• **SUPPLIED DATA**
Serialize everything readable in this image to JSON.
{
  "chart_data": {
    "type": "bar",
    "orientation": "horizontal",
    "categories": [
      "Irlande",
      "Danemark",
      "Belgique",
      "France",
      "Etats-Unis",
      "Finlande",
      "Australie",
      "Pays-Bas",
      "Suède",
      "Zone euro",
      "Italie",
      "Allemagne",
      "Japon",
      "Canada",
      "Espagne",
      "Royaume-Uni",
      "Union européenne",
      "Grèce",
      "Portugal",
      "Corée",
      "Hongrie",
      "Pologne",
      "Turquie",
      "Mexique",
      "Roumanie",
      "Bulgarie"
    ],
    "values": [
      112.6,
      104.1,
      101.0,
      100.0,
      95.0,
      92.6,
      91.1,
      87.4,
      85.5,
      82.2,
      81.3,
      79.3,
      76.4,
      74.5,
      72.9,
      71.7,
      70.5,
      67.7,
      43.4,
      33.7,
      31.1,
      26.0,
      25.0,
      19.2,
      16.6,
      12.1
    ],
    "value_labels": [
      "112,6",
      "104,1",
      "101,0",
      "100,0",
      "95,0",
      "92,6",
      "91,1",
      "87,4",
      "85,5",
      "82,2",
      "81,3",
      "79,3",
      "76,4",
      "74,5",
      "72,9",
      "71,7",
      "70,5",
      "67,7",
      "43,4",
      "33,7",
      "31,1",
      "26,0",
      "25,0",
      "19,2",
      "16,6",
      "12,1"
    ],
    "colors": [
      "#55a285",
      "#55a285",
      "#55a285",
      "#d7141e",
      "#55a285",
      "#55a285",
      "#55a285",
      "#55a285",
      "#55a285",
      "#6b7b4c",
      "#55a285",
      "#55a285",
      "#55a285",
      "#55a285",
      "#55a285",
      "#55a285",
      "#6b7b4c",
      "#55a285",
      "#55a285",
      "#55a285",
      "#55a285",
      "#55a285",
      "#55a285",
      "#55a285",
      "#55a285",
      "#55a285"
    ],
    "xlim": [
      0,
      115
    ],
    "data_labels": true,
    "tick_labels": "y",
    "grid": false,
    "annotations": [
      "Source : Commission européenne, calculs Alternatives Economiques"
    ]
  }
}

• **STATED TASK**
From the material above, gather all lines that include the string "européenne" and copy them.

• **SOLUTION TO THE PROBLEM**
      "Union européenne",
      "Source : Commission européenne, calculs Alternatives Economiques"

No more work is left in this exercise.